*Task statement*
Copy out the records in full, word for word, without pictures.

*Information given*
-- BEGIN --

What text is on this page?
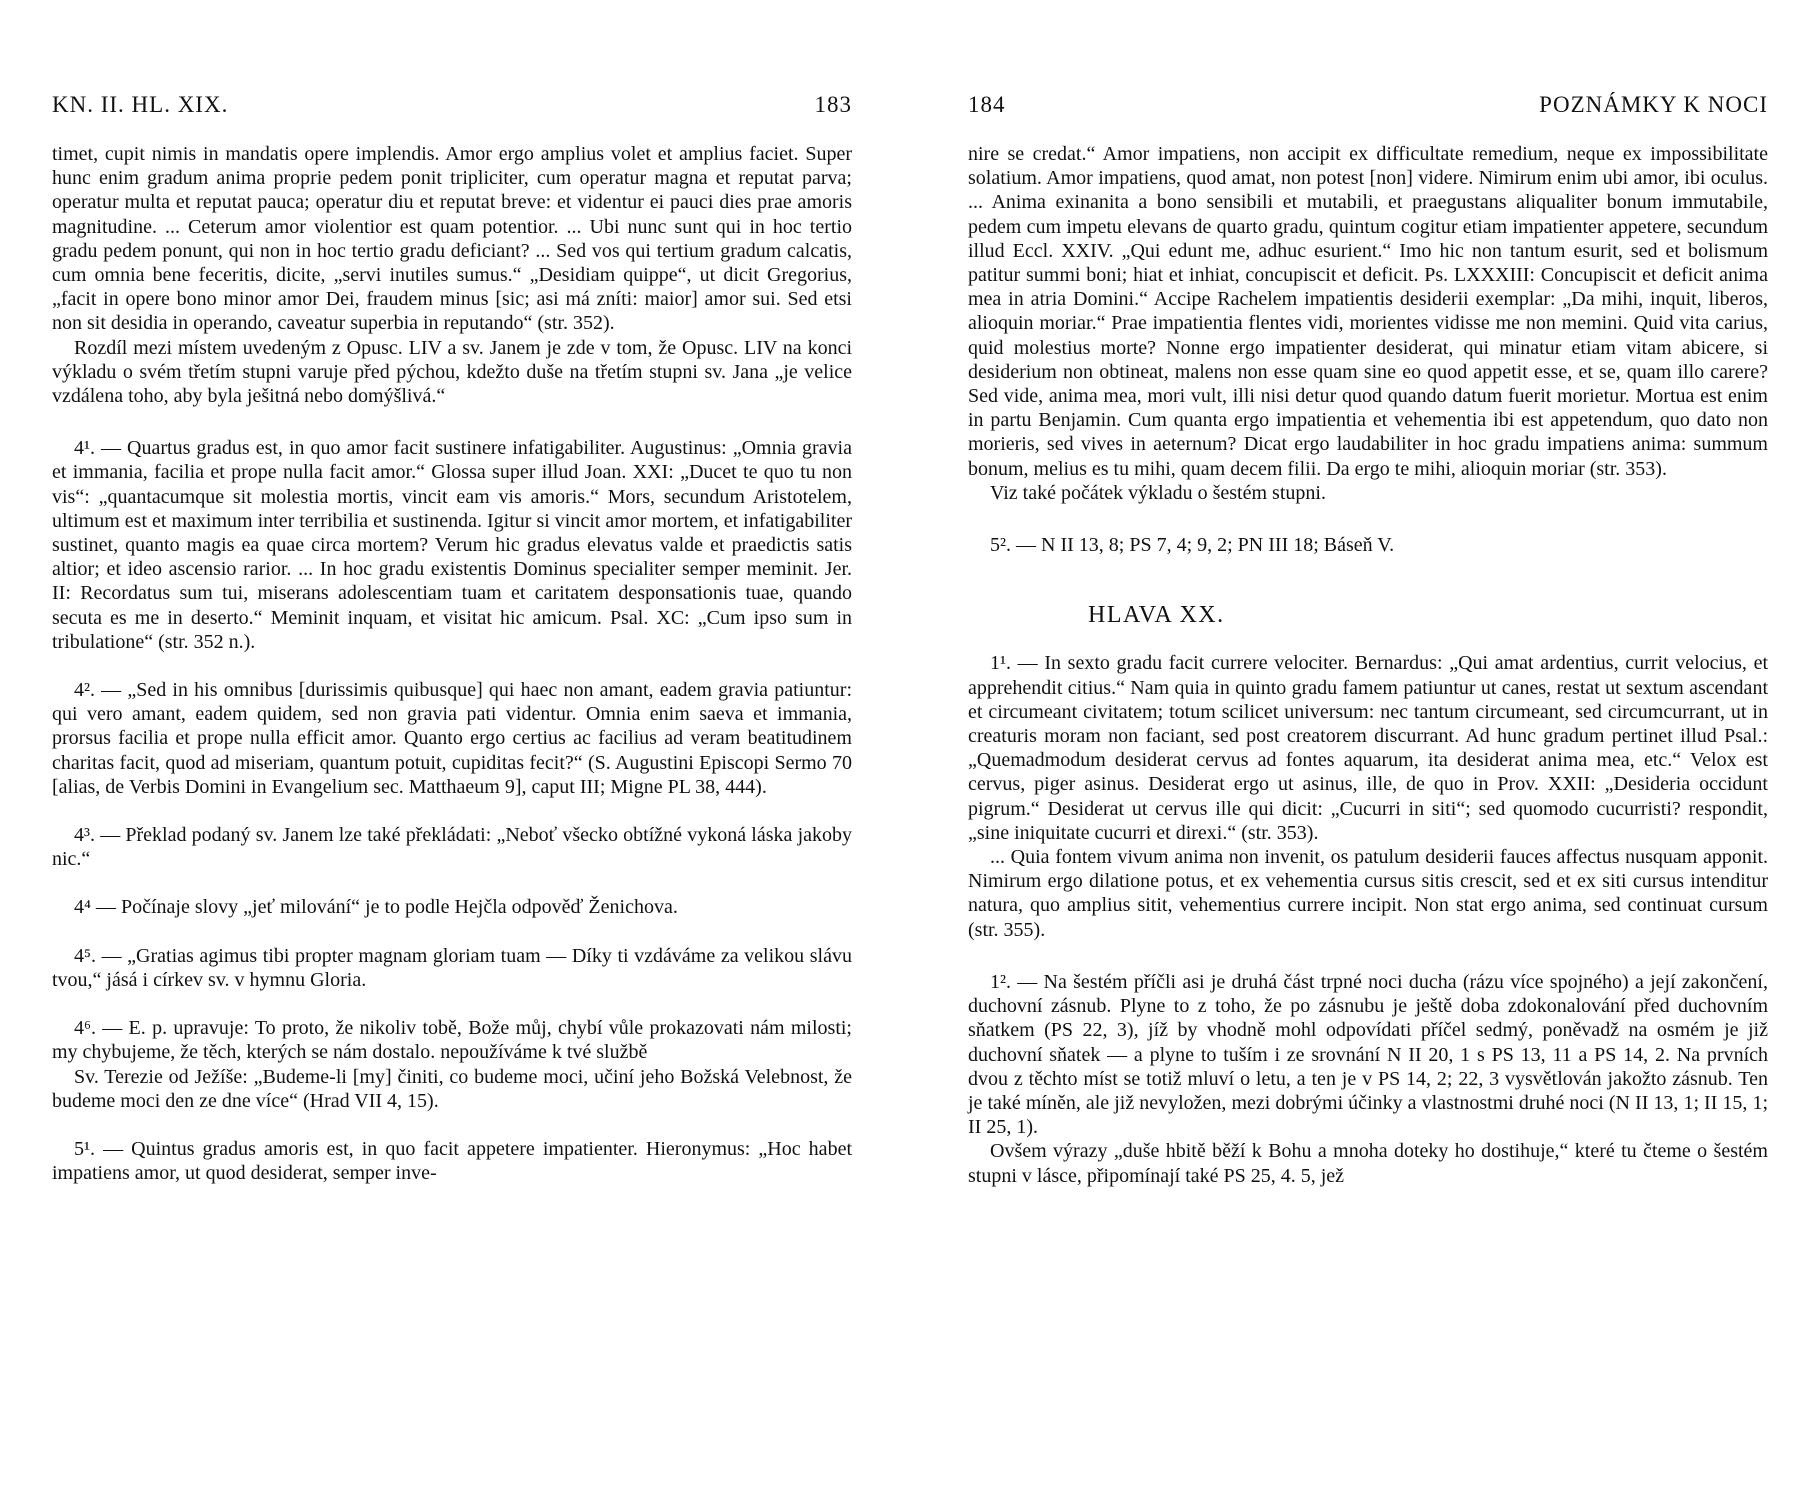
KN. II. HL. XIX.	183

timet, cupit nimis in mandatis opere implendis. Amor ergo amplius volet et amplius faciet. Super hunc enim gradum anima proprie pedem ponit tripliciter, cum operatur magna et reputat parva; operatur multa et reputat pauca; operatur diu et reputat breve: et videntur ei pauci dies prae amoris magnitudine. ... Ceterum amor violentior est quam potentior. ... Ubi nunc sunt qui in hoc tertio gradu pedem ponunt, qui non in hoc tertio gradu deficiant? ... Sed vos qui tertium gradum calcatis, cum omnia bene feceritis, dicite, „servi inutiles sumus.“ „Desidiam quippe“, ut dicit Gregorius, „facit in opere bono minor amor Dei, fraudem minus [sic; asi má zníti: maior] amor sui. Sed etsi non sit desidia in operando, caveatur superbia in reputando“ (str. 352).

Rozdíl mezi místem uvedeným z Opusc. LIV a sv. Janem je zde v tom, že Opusc. LIV na konci výkladu o svém třetím stupni varuje před pýchou, kdežto duše na třetím stupni sv. Jana „je velice vzdálena toho, aby byla ješitná nebo domýšlivá.“

4¹. — Quartus gradus est, in quo amor facit sustinere infatigabiliter. Augustinus: „Omnia gravia et immania, facilia et prope nulla facit amor.“ Glossa super illud Joan. XXI: „Ducet te quo tu non vis“: „quantacumque sit molestia mortis, vincit eam vis amoris.“ Mors, secundum Aristotelem, ultimum est et maximum inter terribilia et sustinenda. Igitur si vincit amor mortem, et infatigabiliter sustinet, quanto magis ea quae circa mortem? Verum hic gradus elevatus valde et praedictis satis altior; et ideo ascensio rarior. ... In hoc gradu existentis Dominus specialiter semper meminit. Jer. II: Recordatus sum tui, miserans adolescentiam tuam et caritatem desponsationis tuae, quando secuta es me in deserto.“ Meminit inquam, et visitat hic amicum. Psal. XC: „Cum ipso sum in tribulatione“ (str. 352 n.).

4². — „Sed in his omnibus [durissimis quibusque] qui haec non amant, eadem gravia patiuntur: qui vero amant, eadem quidem, sed non gravia pati videntur. Omnia enim saeva et immania, prorsus facilia et prope nulla efficit amor. Quanto ergo certius ac facilius ad veram beatitudinem charitas facit, quod ad miseriam, quantum potuit, cupiditas fecit?“ (S. Augustini Episcopi Sermo 70 [alias, de Verbis Domini in Evangelium sec. Matthaeum 9], caput III; Migne PL 38, 444).

4³. — Překlad podaný sv. Janem lze také překládati: „Neboť všecko obtížné vykoná láska jakoby nic.“

4⁴ — Počínaje slovy „jeť milování“ je to podle Hejčla odpověď Ženichova.

4⁵. — „Gratias agimus tibi propter magnam gloriam tuam — Díky ti vzdáváme za velikou slávu tvou,“ jásá i církev sv. v hymnu Gloria.

4⁶. — E. p. upravuje: To proto, že nikoliv tobě, Bože můj, chybí vůle prokazovati nám milosti; my chybujeme, že těch, kterých se nám dostalo. nepoužíváme k tvé službě

Sv. Terezie od Ježíše: „Budeme-li [my] činiti, co budeme moci, učiní jeho Božská Velebnost, že budeme moci den ze dne více“ (Hrad VII 4, 15).

5¹. — Quintus gradus amoris est, in quo facit appetere impatienter. Hieronymus: „Hoc habet impatiens amor, ut quod desiderat, semper inve-

184	POZNÁMKY K NOCI

nire se credat.“ Amor impatiens, non accipit ex difficultate remedium, neque ex impossibilitate solatium. Amor impatiens, quod amat, non potest [non] videre. Nimirum enim ubi amor, ibi oculus. ... Anima exinanita a bono sensibili et mutabili, et praegustans aliqualiter bonum immutabile, pedem cum impetu elevans de quarto gradu, quintum cogitur etiam impatienter appetere, secundum illud Eccl. XXIV. „Qui edunt me, adhuc esurient.“ Imo hic non tantum esurit, sed et bolismum patitur summi boni; hiat et inhiat, concupiscit et deficit. Ps. LXXXIII: Concupiscit et deficit anima mea in atria Domini.“ Accipe Rachelem impatientis desiderii exemplar: „Da mihi, inquit, liberos, alioquin moriar.“ Prae impatientia flentes vidi, morientes vidisse me non memini. Quid vita carius, quid molestius morte? Nonne ergo impatienter desiderat, qui minatur etiam vitam abicere, si desiderium non obtineat, malens non esse quam sine eo quod appetit esse, et se, quam illo carere? Sed vide, anima mea, mori vult, illi nisi detur quod quando datum fuerit morietur. Mortua est enim in partu Benjamin. Cum quanta ergo impatientia et vehementia ibi est appetendum, quo dato non morieris, sed vives in aeternum? Dicat ergo laudabiliter in hoc gradu impatiens anima: summum bonum, melius es tu mihi, quam decem filii. Da ergo te mihi, alioquin moriar (str. 353).

Viz také počátek výkladu o šestém stupni.

5². — N II 13, 8; PS 7, 4; 9, 2; PN III 18; Báseň V.

HLAVA XX.

1¹. — In sexto gradu facit currere velociter. Bernardus: „Qui amat ardentius, currit velocius, et apprehendit citius.“ Nam quia in quinto gradu famem patiuntur ut canes, restat ut sextum ascendant et circumeant civitatem; totum scilicet universum: nec tantum circumeant, sed circumcurrant, ut in creaturis moram non faciant, sed post creatorem discurrant. Ad hunc gradum pertinet illud Psal.: „Quemadmodum desiderat cervus ad fontes aquarum, ita desiderat anima mea, etc.“ Velox est cervus, piger asinus. Desiderat ergo ut asinus, ille, de quo in Prov. XXII: „Desideria occidunt pigrum.“ Desiderat ut cervus ille qui dicit: „Cucurri in siti“; sed quomodo cucurristi? respondit, „sine iniquitate cucurri et direxi.“ (str. 353).

... Quia fontem vivum anima non invenit, os patulum desiderii fauces affectus nusquam apponit. Nimirum ergo dilatione potus, et ex vehementia cursus sitis crescit, sed et ex siti cursus intenditur natura, quo amplius sitit, vehementius currere incipit. Non stat ergo anima, sed continuat cursum (str. 355).

1². — Na šestém příčli asi je druhá část trpné noci ducha (rázu více spojného) a její zakončení, duchovní zásnub. Plyne to z toho, že po zásnubu je ještě doba zdokonalování před duchovním sňatkem (PS 22, 3), jíž by vhodně mohl odpovídati příčel sedmý, poněvadž na osmém je již duchovní sňatek — a plyne to tuším i ze srovnání N II 20, 1 s PS 13, 11 a PS 14, 2. Na prvních dvou z těchto míst se totiž mluví o letu, a ten je v PS 14, 2; 22, 3 vysvětlován jakožto zásnub. Ten je také míněn, ale již nevyložen, mezi dobrými účinky a vlastnostmi druhé noci (N II 13, 1; II 15, 1; II 25, 1).

Ovšem výrazy „duše hbitě běží k Bohu a mnoha doteky ho dostihuje,“ které tu čteme o šestém stupni v lásce, připomínají také PS 25, 4. 5, jež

-- END --

*The completed task*
What text is on this page?
KN. II. HL. XIX.	183

timet, cupit nimis in mandatis opere implendis. Amor ergo amplius volet et amplius faciet. Super hunc enim gradum anima proprie pedem ponit tripliciter, cum operatur magna et reputat parva; operatur multa et reputat pauca; operatur diu et reputat breve: et videntur ei pauci dies prae amoris magnitudine. ... Ceterum amor violentior est quam potentior. ... Ubi nunc sunt qui in hoc tertio gradu pedem ponunt, qui non in hoc tertio gradu deficiant? ... Sed vos qui tertium gradum calcatis, cum omnia bene feceritis, dicite, „servi inutiles sumus.“ „Desidiam quippe“, ut dicit Gregorius, „facit in opere bono minor amor Dei, fraudem minus [sic; asi má zníti: maior] amor sui. Sed etsi non sit desidia in operando, caveatur superbia in reputando“ (str. 352).

Rozdíl mezi místem uvedeným z Opusc. LIV a sv. Janem je zde v tom, že Opusc. LIV na konci výkladu o svém třetím stupni varuje před pýchou, kdežto duše na třetím stupni sv. Jana „je velice vzdálena toho, aby byla ješitná nebo domýšlivá.“

4¹. — Quartus gradus est, in quo amor facit sustinere infatigabiliter. Augustinus: „Omnia gravia et immania, facilia et prope nulla facit amor.“ Glossa super illud Joan. XXI: „Ducet te quo tu non vis“: „quantacumque sit molestia mortis, vincit eam vis amoris.“ Mors, secundum Aristotelem, ultimum est et maximum inter terribilia et sustinenda. Igitur si vincit amor mortem, et infatigabiliter sustinet, quanto magis ea quae circa mortem? Verum hic gradus elevatus valde et praedictis satis altior; et ideo ascensio rarior. ... In hoc gradu existentis Dominus specialiter semper meminit. Jer. II: Recordatus sum tui, miserans adolescentiam tuam et caritatem desponsationis tuae, quando secuta es me in deserto.“ Meminit inquam, et visitat hic amicum. Psal. XC: „Cum ipso sum in tribulatione“ (str. 352 n.).

4². — „Sed in his omnibus [durissimis quibusque] qui haec non amant, eadem gravia patiuntur: qui vero amant, eadem quidem, sed non gravia pati videntur. Omnia enim saeva et immania, prorsus facilia et prope nulla efficit amor. Quanto ergo certius ac facilius ad veram beatitudinem charitas facit, quod ad miseriam, quantum potuit, cupiditas fecit?“ (S. Augustini Episcopi Sermo 70 [alias, de Verbis Domini in Evangelium sec. Matthaeum 9], caput III; Migne PL 38, 444).

4³. — Překlad podaný sv. Janem lze také překládati: „Neboť všecko obtížné vykoná láska jakoby nic.“

4⁴ — Počínaje slovy „jeť milování“ je to podle Hejčla odpověď Ženichova.

4⁵. — „Gratias agimus tibi propter magnam gloriam tuam — Díky ti vzdáváme za velikou slávu tvou,“ jásá i církev sv. v hymnu Gloria.

4⁶. — E. p. upravuje: To proto, že nikoliv tobě, Bože můj, chybí vůle prokazovati nám milosti; my chybujeme, že těch, kterých se nám dostalo. nepoužíváme k tvé službě

Sv. Terezie od Ježíše: „Budeme-li [my] činiti, co budeme moci, učiní jeho Božská Velebnost, že budeme moci den ze dne více“ (Hrad VII 4, 15).

5¹. — Quintus gradus amoris est, in quo facit appetere impatienter. Hieronymus: „Hoc habet impatiens amor, ut quod desiderat, semper inve-

184	POZNÁMKY K NOCI

nire se credat.“ Amor impatiens, non accipit ex difficultate remedium, neque ex impossibilitate solatium. Amor impatiens, quod amat, non potest [non] videre. Nimirum enim ubi amor, ibi oculus. ... Anima exinanita a bono sensibili et mutabili, et praegustans aliqualiter bonum immutabile, pedem cum impetu elevans de quarto gradu, quintum cogitur etiam impatienter appetere, secundum illud Eccl. XXIV. „Qui edunt me, adhuc esurient.“ Imo hic non tantum esurit, sed et bolismum patitur summi boni; hiat et inhiat, concupiscit et deficit. Ps. LXXXIII: Concupiscit et deficit anima mea in atria Domini.“ Accipe Rachelem impatientis desiderii exemplar: „Da mihi, inquit, liberos, alioquin moriar.“ Prae impatientia flentes vidi, morientes vidisse me non memini. Quid vita carius, quid molestius morte? Nonne ergo impatienter desiderat, qui minatur etiam vitam abicere, si desiderium non obtineat, malens non esse quam sine eo quod appetit esse, et se, quam illo carere? Sed vide, anima mea, mori vult, illi nisi detur quod quando datum fuerit morietur. Mortua est enim in partu Benjamin. Cum quanta ergo impatientia et vehementia ibi est appetendum, quo dato non morieris, sed vives in aeternum? Dicat ergo laudabiliter in hoc gradu impatiens anima: summum bonum, melius es tu mihi, quam decem filii. Da ergo te mihi, alioquin moriar (str. 353).

Viz také počátek výkladu o šestém stupni.

5². — N II 13, 8; PS 7, 4; 9, 2; PN III 18; Báseň V.

HLAVA XX.

1¹. — In sexto gradu facit currere velociter. Bernardus: „Qui amat ardentius, currit velocius, et apprehendit citius.“ Nam quia in quinto gradu famem patiuntur ut canes, restat ut sextum ascendant et circumeant civitatem; totum scilicet universum: nec tantum circumeant, sed circumcurrant, ut in creaturis moram non faciant, sed post creatorem discurrant. Ad hunc gradum pertinet illud Psal.: „Quemadmodum desiderat cervus ad fontes aquarum, ita desiderat anima mea, etc.“ Velox est cervus, piger asinus. Desiderat ergo ut asinus, ille, de quo in Prov. XXII: „Desideria occidunt pigrum.“ Desiderat ut cervus ille qui dicit: „Cucurri in siti“; sed quomodo cucurristi? respondit, „sine iniquitate cucurri et direxi.“ (str. 353).

... Quia fontem vivum anima non invenit, os patulum desiderii fauces affectus nusquam apponit. Nimirum ergo dilatione potus, et ex vehementia cursus sitis crescit, sed et ex siti cursus intenditur natura, quo amplius sitit, vehementius currere incipit. Non stat ergo anima, sed continuat cursum (str. 355).

1². — Na šestém příčli asi je druhá část trpné noci ducha (rázu více spojného) a její zakončení, duchovní zásnub. Plyne to z toho, že po zásnubu je ještě doba zdokonalování před duchovním sňatkem (PS 22, 3), jíž by vhodně mohl odpovídati příčel sedmý, poněvadž na osmém je již duchovní sňatek — a plyne to tuším i ze srovnání N II 20, 1 s PS 13, 11 a PS 14, 2. Na prvních dvou z těchto míst se totiž mluví o letu, a ten je v PS 14, 2; 22, 3 vysvětlován jakožto zásnub. Ten je také míněn, ale již nevyložen, mezi dobrými účinky a vlastnostmi druhé noci (N II 13, 1; II 15, 1; II 25, 1).

Ovšem výrazy „duše hbitě běží k Bohu a mnoha doteky ho dostihuje,“ které tu čteme o šestém stupni v lásce, připomínají také PS 25, 4. 5, jež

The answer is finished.